Advertisement

Machines to Keep Woman Alive So Fetus Can Grow

Share
Times Staff Writer

An agreement permitting a Santa Clara hospital to keep a brain-dead schoolteacher alive until her baby can be delivered was signed late Tuesday by a Santa Clara County Superior Court judge, heading off a legal contest between the woman’s boyfriend and her parents.

Derrick Poole, 31, who had been living with Marie Odette Henderson, 34, had obtained a temporary restraining order hours before life-support systems were to be disconnected June 12 at the behest of the woman’s parents, Otis and Edna Henderson of Detroit.

Father Gets Custody

The accord between them, signed by Judge John A. Flaherty, acknowledged Poole as the father of the 27-week-old fetus and awarded him custody. Poole said he was delighted and added that his sisters would help him raise the baby, which has been determined to be a girl and whom he has already named Michelle.

Advertisement

“I can deal with the responsibility of raising the baby,” Poole said after the agreement was signed. “I love Michelle and I’m going to keep on loving her. Nothing can change that.”

He said he and Henderson had been anticipating the birth happily and had planned to marry about Christmastime. But the young woman began complaining of headaches and had surgery June 4 for a brain tumor. She failed to regain consciousness.

She was pronounced legally brain-dead three days later.

Parents Change Minds

By Tuesday, her parents had agreed to rescind their initial direction to the doctors at Kaiser Permanente Medical Center in Santa Clara and to allow their daughter to remain on life-support systems until the baby could be delivered by Caesarean section.

The order signed by Flaherty directed that “all medical and hospital care and treatment provided to unborn Baby Poole while in the uterus of Marie Odette Henderson will continue with the intent of accomplishing the safe delivery of unborn Baby Poole if possible.”

The baby’s chances of survival are increased by staying in the uterus as long as possible, doctors pointed out. As of last week, at 26 weeks, chances of survival for the fetus if taken by Caesarean section once the mother’s blood circulation and other body functions deteriorate were estimated to be only about 10%

Dr. Stephen Fernbach, director of the intensive care nursery at Kaiser, said then that those chances would increase to 75% in another two to three weeks. But, he said, in most cases the body of a brain-dead person can be maintained only for about two weeks.

## Data section
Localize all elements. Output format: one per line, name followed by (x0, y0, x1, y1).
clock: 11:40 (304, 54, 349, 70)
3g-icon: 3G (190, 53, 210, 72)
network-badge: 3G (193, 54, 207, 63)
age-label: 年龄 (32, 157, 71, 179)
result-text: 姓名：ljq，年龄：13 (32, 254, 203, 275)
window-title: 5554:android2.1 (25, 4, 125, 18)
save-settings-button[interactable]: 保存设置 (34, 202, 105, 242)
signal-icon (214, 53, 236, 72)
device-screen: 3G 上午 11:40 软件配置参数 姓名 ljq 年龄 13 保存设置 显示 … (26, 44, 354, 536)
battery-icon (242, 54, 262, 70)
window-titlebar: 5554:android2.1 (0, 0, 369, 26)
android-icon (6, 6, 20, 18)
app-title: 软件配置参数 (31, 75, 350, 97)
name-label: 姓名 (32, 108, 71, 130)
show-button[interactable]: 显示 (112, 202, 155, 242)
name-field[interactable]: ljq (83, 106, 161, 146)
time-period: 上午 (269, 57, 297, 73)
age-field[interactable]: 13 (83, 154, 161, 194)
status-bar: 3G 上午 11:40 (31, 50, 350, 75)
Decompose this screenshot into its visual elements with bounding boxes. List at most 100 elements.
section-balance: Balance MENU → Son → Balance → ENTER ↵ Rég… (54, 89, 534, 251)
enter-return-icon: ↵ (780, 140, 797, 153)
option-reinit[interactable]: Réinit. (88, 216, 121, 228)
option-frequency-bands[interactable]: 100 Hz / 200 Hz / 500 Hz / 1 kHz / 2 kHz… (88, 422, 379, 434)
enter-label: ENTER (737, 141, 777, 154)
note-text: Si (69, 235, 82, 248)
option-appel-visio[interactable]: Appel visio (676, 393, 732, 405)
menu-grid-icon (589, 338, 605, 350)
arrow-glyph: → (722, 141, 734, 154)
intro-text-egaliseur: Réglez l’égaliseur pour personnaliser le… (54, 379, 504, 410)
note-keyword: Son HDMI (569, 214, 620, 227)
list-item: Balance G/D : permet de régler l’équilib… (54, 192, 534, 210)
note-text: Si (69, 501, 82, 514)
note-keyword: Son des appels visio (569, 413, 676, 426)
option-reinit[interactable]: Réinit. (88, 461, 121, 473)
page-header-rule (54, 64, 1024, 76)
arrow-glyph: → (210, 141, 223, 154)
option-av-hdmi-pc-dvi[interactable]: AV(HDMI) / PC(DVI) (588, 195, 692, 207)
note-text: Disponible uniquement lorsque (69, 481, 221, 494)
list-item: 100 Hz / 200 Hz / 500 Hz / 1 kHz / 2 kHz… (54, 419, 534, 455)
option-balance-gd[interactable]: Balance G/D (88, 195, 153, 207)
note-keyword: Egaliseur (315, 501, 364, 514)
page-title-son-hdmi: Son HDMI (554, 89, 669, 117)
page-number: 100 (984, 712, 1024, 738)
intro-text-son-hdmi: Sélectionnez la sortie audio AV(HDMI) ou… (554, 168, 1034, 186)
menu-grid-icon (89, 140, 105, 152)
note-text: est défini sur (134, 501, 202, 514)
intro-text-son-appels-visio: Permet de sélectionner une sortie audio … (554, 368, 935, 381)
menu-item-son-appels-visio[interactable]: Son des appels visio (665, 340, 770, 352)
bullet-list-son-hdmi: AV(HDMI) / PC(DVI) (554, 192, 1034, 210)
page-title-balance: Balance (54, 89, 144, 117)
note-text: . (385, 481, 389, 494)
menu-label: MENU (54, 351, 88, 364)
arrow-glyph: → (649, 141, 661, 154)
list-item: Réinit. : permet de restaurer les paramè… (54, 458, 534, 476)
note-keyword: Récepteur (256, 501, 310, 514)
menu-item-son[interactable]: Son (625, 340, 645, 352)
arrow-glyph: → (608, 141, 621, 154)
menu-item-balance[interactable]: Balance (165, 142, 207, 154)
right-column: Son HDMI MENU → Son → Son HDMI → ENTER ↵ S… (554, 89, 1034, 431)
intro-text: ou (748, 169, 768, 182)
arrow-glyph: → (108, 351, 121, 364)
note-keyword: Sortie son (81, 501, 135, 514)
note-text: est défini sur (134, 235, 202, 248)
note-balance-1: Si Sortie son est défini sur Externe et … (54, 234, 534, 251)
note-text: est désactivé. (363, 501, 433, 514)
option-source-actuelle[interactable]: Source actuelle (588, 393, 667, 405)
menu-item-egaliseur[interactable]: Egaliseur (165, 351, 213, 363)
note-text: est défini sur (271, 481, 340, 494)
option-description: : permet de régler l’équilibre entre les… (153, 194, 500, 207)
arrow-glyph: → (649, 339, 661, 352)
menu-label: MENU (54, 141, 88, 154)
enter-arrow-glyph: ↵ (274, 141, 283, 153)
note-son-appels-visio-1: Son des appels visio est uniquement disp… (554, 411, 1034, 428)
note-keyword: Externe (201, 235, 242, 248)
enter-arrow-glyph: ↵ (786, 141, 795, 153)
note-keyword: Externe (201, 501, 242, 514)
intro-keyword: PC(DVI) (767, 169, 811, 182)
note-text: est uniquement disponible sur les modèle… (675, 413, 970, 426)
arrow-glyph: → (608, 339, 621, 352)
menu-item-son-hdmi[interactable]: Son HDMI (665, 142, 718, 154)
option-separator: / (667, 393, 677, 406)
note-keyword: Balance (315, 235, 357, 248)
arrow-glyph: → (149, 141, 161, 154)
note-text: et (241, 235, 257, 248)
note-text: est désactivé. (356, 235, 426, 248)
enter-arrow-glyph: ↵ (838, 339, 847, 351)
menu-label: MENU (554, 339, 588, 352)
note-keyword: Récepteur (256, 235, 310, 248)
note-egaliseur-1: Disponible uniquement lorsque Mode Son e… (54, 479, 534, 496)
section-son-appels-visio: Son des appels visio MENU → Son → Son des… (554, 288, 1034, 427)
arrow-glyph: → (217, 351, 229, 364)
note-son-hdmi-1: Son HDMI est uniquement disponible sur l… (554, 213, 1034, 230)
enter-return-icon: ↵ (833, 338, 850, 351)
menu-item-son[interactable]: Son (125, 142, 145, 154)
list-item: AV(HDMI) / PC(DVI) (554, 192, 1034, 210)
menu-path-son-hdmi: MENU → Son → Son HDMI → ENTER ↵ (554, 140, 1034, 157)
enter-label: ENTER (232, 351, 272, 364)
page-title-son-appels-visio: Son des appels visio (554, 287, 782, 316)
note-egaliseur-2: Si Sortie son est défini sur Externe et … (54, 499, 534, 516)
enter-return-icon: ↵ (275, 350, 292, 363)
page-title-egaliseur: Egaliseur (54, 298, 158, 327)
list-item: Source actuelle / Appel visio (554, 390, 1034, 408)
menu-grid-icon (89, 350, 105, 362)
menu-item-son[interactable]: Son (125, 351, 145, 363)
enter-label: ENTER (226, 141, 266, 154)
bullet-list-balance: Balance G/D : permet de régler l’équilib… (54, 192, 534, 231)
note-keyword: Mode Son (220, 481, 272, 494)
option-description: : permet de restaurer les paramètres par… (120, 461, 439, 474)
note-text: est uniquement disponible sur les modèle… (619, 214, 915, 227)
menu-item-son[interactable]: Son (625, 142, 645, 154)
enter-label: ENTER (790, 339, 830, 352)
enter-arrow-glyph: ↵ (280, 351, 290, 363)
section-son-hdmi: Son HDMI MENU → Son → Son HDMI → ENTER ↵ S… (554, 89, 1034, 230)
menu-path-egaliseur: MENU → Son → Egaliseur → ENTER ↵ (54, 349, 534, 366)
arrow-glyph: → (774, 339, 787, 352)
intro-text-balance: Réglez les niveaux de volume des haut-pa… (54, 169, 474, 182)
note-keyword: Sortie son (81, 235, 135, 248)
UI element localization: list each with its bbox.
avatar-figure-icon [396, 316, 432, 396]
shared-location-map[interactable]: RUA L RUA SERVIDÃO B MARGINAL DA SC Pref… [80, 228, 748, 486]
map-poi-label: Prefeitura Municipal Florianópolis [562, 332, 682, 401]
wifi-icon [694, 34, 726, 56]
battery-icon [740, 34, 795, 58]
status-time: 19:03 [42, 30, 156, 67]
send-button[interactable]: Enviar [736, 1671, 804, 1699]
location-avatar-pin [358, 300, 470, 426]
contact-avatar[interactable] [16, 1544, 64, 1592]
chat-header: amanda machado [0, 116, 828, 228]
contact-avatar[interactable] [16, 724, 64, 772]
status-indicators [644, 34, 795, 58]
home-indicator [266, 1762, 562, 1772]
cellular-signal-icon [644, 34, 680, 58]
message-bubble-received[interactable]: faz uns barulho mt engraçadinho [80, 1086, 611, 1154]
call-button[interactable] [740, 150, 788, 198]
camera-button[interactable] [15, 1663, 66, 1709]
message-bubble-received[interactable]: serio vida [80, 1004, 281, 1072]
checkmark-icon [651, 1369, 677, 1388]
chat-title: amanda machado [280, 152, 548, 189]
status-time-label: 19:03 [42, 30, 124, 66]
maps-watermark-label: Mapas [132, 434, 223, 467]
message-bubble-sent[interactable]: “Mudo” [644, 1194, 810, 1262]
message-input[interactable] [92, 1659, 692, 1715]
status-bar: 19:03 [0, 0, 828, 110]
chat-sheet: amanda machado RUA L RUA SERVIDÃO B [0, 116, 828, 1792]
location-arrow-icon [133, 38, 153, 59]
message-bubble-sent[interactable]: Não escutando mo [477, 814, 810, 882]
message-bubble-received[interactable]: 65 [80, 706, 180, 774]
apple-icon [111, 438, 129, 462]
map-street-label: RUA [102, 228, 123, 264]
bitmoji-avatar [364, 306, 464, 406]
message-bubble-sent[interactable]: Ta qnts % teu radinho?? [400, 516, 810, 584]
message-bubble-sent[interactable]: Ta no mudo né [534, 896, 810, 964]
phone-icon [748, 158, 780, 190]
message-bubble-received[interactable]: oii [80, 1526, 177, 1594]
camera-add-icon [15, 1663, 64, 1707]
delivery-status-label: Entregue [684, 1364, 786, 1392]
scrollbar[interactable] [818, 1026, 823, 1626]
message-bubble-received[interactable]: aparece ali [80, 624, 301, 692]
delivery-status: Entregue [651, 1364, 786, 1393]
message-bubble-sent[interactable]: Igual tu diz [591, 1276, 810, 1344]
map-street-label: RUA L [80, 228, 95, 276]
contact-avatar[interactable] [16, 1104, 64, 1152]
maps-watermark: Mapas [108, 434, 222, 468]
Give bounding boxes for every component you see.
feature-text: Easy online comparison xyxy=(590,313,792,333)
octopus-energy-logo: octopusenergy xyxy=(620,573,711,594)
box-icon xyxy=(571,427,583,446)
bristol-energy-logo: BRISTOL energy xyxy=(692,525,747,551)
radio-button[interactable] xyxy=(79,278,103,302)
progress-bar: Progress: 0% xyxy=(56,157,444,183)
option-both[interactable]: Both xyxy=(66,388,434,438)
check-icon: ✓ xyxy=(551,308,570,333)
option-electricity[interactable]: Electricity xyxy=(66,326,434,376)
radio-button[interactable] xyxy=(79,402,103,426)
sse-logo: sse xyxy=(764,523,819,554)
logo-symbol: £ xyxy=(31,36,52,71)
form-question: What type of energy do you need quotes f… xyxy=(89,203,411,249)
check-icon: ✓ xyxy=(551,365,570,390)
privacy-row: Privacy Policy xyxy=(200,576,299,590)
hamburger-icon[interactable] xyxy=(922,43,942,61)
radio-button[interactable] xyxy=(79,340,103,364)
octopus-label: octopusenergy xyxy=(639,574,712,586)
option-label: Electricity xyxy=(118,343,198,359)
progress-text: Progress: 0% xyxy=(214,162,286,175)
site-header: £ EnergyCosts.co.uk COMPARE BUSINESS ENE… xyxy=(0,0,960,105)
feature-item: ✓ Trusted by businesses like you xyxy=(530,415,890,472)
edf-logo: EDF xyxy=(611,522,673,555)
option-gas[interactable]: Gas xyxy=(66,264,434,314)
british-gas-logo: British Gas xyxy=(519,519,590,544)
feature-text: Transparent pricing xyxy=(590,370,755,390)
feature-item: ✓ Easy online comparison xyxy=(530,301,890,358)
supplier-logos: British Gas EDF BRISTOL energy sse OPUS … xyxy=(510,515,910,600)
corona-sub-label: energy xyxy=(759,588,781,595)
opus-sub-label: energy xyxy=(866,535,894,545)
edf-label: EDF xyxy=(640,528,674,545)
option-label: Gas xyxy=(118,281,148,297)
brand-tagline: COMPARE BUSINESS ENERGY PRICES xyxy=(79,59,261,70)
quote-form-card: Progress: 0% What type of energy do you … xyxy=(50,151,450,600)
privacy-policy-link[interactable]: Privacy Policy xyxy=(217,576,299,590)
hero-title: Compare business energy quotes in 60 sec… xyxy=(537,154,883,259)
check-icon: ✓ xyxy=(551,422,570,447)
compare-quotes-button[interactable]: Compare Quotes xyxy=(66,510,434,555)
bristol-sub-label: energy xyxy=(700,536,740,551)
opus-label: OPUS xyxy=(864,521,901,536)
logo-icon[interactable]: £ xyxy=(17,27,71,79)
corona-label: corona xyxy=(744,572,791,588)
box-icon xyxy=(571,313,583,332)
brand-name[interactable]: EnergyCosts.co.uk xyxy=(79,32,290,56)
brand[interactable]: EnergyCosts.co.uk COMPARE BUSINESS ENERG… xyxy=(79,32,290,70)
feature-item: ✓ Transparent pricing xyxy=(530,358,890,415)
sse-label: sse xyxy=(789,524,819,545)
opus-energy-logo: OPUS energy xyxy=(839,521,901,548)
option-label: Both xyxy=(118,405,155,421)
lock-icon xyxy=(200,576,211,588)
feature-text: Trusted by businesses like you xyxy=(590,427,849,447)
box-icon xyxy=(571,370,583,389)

## Task item
In the news article about the brain-dead schoolteacher, on what date did Marie Odette Henderson have surgery for a brain tumor?

## Solution to this exercise
June 4